▶ _What is required_
Transcribe the entries that follow, word for word.

┄┄┄┄┄┄┄┄┄┄┄┄┄┄┄┄┄┄┄┄

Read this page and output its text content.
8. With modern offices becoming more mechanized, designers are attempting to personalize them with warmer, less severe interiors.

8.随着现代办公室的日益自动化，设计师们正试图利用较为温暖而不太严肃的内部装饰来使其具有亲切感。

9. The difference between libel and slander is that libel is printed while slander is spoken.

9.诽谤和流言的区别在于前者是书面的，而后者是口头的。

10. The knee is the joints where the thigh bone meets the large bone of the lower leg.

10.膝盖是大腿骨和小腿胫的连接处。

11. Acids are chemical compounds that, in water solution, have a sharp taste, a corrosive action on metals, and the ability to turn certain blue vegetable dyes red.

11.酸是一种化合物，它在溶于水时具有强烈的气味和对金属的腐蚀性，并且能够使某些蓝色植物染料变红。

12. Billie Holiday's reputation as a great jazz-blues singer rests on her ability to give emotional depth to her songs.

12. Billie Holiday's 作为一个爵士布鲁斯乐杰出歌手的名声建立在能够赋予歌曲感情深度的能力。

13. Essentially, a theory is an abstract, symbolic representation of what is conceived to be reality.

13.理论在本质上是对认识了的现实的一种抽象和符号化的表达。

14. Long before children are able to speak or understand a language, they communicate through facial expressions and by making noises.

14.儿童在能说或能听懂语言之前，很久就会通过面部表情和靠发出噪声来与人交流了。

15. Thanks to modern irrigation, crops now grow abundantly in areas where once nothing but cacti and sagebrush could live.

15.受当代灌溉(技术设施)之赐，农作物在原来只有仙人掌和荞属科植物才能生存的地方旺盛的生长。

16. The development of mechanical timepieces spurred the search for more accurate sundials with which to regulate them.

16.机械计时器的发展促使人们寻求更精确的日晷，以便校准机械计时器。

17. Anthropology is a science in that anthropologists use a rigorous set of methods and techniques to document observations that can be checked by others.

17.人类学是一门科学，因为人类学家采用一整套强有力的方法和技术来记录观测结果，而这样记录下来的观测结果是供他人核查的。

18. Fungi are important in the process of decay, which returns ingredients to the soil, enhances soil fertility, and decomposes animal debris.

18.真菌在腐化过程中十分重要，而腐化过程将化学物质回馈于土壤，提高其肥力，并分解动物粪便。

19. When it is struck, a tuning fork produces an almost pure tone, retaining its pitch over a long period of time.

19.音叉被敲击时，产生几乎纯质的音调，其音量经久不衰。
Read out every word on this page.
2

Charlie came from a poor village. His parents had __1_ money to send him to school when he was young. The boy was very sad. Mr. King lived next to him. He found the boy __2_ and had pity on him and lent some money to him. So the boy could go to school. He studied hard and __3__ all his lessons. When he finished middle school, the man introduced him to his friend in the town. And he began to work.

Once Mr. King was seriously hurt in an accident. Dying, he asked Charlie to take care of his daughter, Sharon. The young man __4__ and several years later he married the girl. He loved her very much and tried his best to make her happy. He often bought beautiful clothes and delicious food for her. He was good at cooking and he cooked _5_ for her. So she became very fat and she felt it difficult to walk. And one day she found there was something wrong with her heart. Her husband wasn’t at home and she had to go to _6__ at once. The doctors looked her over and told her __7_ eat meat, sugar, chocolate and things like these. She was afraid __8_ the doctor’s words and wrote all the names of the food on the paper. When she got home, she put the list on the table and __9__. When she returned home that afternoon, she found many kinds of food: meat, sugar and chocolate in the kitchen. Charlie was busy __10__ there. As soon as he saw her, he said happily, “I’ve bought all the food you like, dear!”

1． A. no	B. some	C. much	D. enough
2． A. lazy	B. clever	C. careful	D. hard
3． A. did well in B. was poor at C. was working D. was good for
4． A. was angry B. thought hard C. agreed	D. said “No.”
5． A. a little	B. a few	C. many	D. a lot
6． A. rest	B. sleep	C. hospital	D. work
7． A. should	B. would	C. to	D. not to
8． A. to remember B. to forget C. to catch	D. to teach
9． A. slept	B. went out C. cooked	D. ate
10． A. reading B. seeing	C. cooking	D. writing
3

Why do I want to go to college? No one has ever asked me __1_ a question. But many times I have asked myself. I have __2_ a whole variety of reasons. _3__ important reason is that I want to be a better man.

┄┄┄┄┄┄┄┄┄┄┄┄┄┄┄┄┄┄┄┄

▶ _Exercise response_
Read this page and output its text content.
8. With modern offices becoming more mechanized, designers are attempting to personalize them with warmer, less severe interiors.

8.随着现代办公室的日益自动化，设计师们正试图利用较为温暖而不太严肃的内部装饰来使其具有亲切感。

9. The difference between libel and slander is that libel is printed while slander is spoken.

9.诽谤和流言的区别在于前者是书面的，而后者是口头的。

10. The knee is the joints where the thigh bone meets the large bone of the lower leg.

10.膝盖是大腿骨和小腿胫的连接处。

11. Acids are chemical compounds that, in water solution, have a sharp taste, a corrosive action on metals, and the ability to turn certain blue vegetable dyes red.

11.酸是一种化合物，它在溶于水时具有强烈的气味和对金属的腐蚀性，并且能够使某些蓝色植物染料变红。

12. Billie Holiday's reputation as a great jazz-blues singer rests on her ability to give emotional depth to her songs.

12. Billie Holiday's 作为一个爵士布鲁斯乐杰出歌手的名声建立在能够赋予歌曲感情深度的能力。

13. Essentially, a theory is an abstract, symbolic representation of what is conceived to be reality.

13.理论在本质上是对认识了的现实的一种抽象和符号化的表达。

14. Long before children are able to speak or understand a language, they communicate through facial expressions and by making noises.

14.儿童在能说或能听懂语言之前，很久就会通过面部表情和靠发出噪声来与人交流了。

15. Thanks to modern irrigation, crops now grow abundantly in areas where once nothing but cacti and sagebrush could live.

15.受当代灌溉(技术设施)之赐，农作物在原来只有仙人掌和荞属科植物才能生存的地方旺盛的生长。

16. The development of mechanical timepieces spurred the search for more accurate sundials with which to regulate them.

16.机械计时器的发展促使人们寻求更精确的日晷，以便校准机械计时器。

17. Anthropology is a science in that anthropologists use a rigorous set of methods and techniques to document observations that can be checked by others.

17.人类学是一门科学，因为人类学家采用一整套强有力的方法和技术来记录观测结果，而这样记录下来的观测结果是供他人核查的。

18. Fungi are important in the process of decay, which returns ingredients to the soil, enhances soil fertility, and decomposes animal debris.

18.真菌在腐化过程中十分重要，而腐化过程将化学物质回馈于土壤，提高其肥力，并分解动物粪便。

19. When it is struck, a tuning fork produces an almost pure tone, retaining its pitch over a long period of time.

19.音叉被敲击时，产生几乎纯质的音调，其音量经久不衰。
Read out every word on this page.
2

Charlie came from a poor village. His parents had __1_ money to send him to school when he was young. The boy was very sad. Mr. King lived next to him. He found the boy __2_ and had pity on him and lent some money to him. So the boy could go to school. He studied hard and __3__ all his lessons. When he finished middle school, the man introduced him to his friend in the town. And he began to work.

Once Mr. King was seriously hurt in an accident. Dying, he asked Charlie to take care of his daughter, Sharon. The young man __4__ and several years later he married the girl. He loved her very much and tried his best to make her happy. He often bought beautiful clothes and delicious food for her. He was good at cooking and he cooked _5_ for her. So she became very fat and she felt it difficult to walk. And one day she found there was something wrong with her heart. Her husband wasn’t at home and she had to go to _6__ at once. The doctors looked her over and told her __7_ eat meat, sugar, chocolate and things like these. She was afraid __8_ the doctor’s words and wrote all the names of the food on the paper. When she got home, she put the list on the table and __9__. When she returned home that afternoon, she found many kinds of food: meat, sugar and chocolate in the kitchen. Charlie was busy __10__ there. As soon as he saw her, he said happily, “I’ve bought all the food you like, dear!”

1． A. no	B. some	C. much	D. enough
2． A. lazy	B. clever	C. careful	D. hard
3． A. did well in B. was poor at C. was working D. was good for
4． A. was angry B. thought hard C. agreed	D. said “No.”
5． A. a little	B. a few	C. many	D. a lot
6． A. rest	B. sleep	C. hospital	D. work
7． A. should	B. would	C. to	D. not to
8． A. to remember B. to forget C. to catch	D. to teach
9． A. slept	B. went out C. cooked	D. ate
10． A. reading B. seeing	C. cooking	D. writing
3

Why do I want to go to college? No one has ever asked me __1_ a question. But many times I have asked myself. I have __2_ a whole variety of reasons. _3__ important reason is that I want to be a better man.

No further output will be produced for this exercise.